Copy the lines holding the word "Prace", all of them.

* start *

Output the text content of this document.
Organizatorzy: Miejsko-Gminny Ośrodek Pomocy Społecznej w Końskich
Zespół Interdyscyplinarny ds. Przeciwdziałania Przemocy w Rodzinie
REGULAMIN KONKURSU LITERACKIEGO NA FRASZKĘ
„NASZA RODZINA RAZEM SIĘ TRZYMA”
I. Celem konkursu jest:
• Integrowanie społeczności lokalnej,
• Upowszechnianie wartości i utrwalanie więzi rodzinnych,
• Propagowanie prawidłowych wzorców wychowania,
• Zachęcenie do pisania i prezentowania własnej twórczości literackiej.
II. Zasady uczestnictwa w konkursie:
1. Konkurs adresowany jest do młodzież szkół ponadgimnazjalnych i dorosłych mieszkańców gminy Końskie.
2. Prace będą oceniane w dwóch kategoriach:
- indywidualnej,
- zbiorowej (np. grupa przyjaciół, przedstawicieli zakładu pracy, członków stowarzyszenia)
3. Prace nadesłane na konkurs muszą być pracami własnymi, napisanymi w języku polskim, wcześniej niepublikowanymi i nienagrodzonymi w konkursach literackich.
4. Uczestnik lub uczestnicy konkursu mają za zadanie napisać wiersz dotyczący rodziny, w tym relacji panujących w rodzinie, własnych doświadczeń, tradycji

* end *

▶ **Completed task**:
2. Prace będą oceniane w dwóch kategoriach:
3. Prace nadesłane na konkurs muszą być pracami własnymi, napisanymi w języku polskim, wcześniej niepublikowanymi i nienagrodzonymi w konkursach literackich.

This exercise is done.